**** Data for processing ****

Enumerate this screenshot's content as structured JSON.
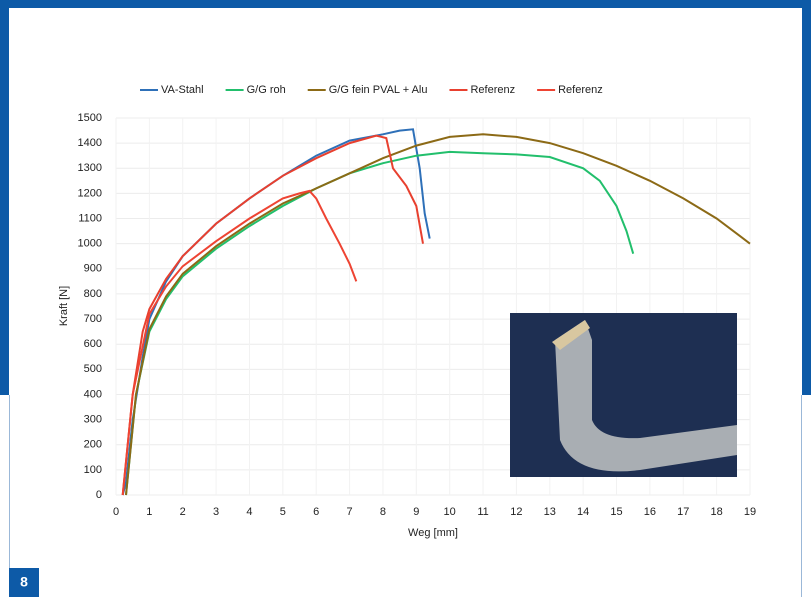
{
  "figure_number": "8",
  "chart_data": {
    "type": "line",
    "xlabel": "Weg [mm]",
    "ylabel": "Kraft [N]",
    "xlim": [
      0,
      19
    ],
    "xticks": [
      0,
      1,
      2,
      3,
      4,
      5,
      6,
      7,
      8,
      9,
      10,
      11,
      12,
      13,
      14,
      15,
      16,
      17,
      18,
      19
    ],
    "ylim": [
      0,
      1500
    ],
    "yticks": [
      0,
      100,
      200,
      300,
      400,
      500,
      600,
      700,
      800,
      900,
      1000,
      1100,
      1200,
      1300,
      1400,
      1500
    ],
    "grid": true,
    "legend": "top",
    "series": [
      {
        "name": "VA-Stahl",
        "color": "#2e70b8",
        "x": [
          0.2,
          0.3,
          0.5,
          0.8,
          1,
          1.5,
          2,
          3,
          4,
          5,
          6,
          7,
          8,
          8.5,
          8.9,
          9.1,
          9.25,
          9.4
        ],
        "values": [
          0,
          50,
          300,
          550,
          700,
          850,
          950,
          1080,
          1180,
          1270,
          1350,
          1410,
          1435,
          1450,
          1455,
          1300,
          1120,
          1020
        ]
      },
      {
        "name": "G/G roh",
        "color": "#22bf6c",
        "x": [
          0.3,
          0.6,
          1,
          1.5,
          2,
          3,
          4,
          5,
          6,
          7,
          8,
          9,
          10,
          11,
          12,
          13,
          14,
          14.5,
          15,
          15.3,
          15.5
        ],
        "values": [
          0,
          400,
          650,
          780,
          870,
          980,
          1070,
          1150,
          1220,
          1280,
          1320,
          1350,
          1365,
          1360,
          1355,
          1345,
          1300,
          1250,
          1150,
          1050,
          960
        ]
      },
      {
        "name": "G/G fein PVAL + Alu",
        "color": "#8c6a16",
        "x": [
          0.3,
          0.6,
          1,
          1.5,
          2,
          3,
          4,
          5,
          6,
          7,
          8,
          9,
          10,
          11,
          12,
          13,
          14,
          15,
          16,
          17,
          18,
          18.7,
          19
        ],
        "values": [
          0,
          400,
          660,
          790,
          880,
          990,
          1080,
          1160,
          1220,
          1280,
          1340,
          1390,
          1425,
          1435,
          1425,
          1400,
          1360,
          1310,
          1250,
          1180,
          1100,
          1030,
          1000
        ]
      },
      {
        "name": "Referenz",
        "color": "#e8402f",
        "x": [
          0.2,
          0.5,
          0.8,
          1,
          1.5,
          2,
          3,
          4,
          5,
          6,
          7,
          7.8,
          8.1,
          8.3,
          8.7,
          9.0,
          9.2
        ],
        "values": [
          0,
          400,
          650,
          740,
          860,
          950,
          1080,
          1180,
          1270,
          1340,
          1400,
          1430,
          1420,
          1300,
          1230,
          1150,
          1000
        ]
      },
      {
        "name": "Referenz",
        "color": "#ee4433",
        "x": [
          0.2,
          0.5,
          1,
          1.5,
          2,
          3,
          4,
          5,
          5.5,
          5.8,
          6.0,
          6.3,
          6.7,
          7,
          7.2
        ],
        "values": [
          0,
          400,
          720,
          830,
          910,
          1010,
          1100,
          1180,
          1200,
          1210,
          1180,
          1100,
          1000,
          920,
          850
        ]
      }
    ]
  }
}
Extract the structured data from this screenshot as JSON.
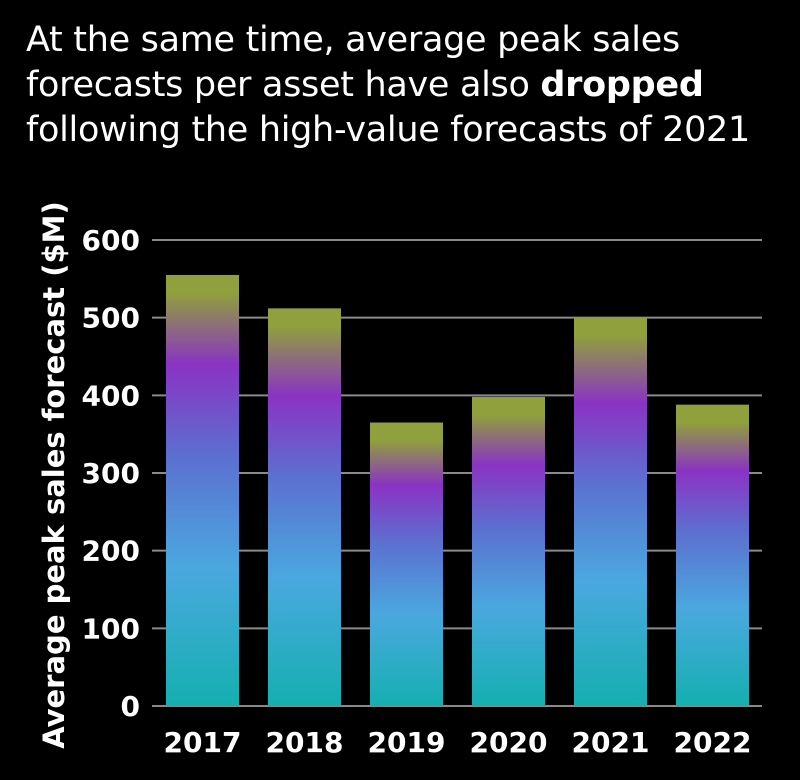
{
  "title": {
    "part1": "At the same time, average peak sales forecasts per asset have also ",
    "bold": "dropped",
    "part2": " following the high-value forecasts of 2021"
  },
  "chart_data": {
    "type": "bar",
    "categories": [
      "2017",
      "2018",
      "2019",
      "2020",
      "2021",
      "2022"
    ],
    "values": [
      555,
      512,
      365,
      398,
      500,
      388
    ],
    "title": "At the same time, average peak sales forecasts per asset have also dropped following the high-value forecasts of 2021",
    "xlabel": "",
    "ylabel": "Average peak sales forecast ($M)",
    "ylim": [
      0,
      600
    ],
    "yticks": [
      0,
      100,
      200,
      300,
      400,
      500,
      600
    ],
    "grid": true,
    "legend": "none",
    "colors": {
      "top": "#8FA03C",
      "upper": "#8A33C4",
      "middle": "#5C6FD0",
      "lower": "#4AA8DF",
      "bottom": "#14AFB0",
      "grid": "#8A8A8A"
    }
  }
}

****

◆ Problem statement:
Which lines hold the word "same"? Return all of them from the records above.

◆ Finished exercise:
    "part1": "At the same time, average peak sales forecasts per asset have also ",
    "title": "At the same time, average peak sales forecasts per asset have also dropped following the high-value forecasts of 2021",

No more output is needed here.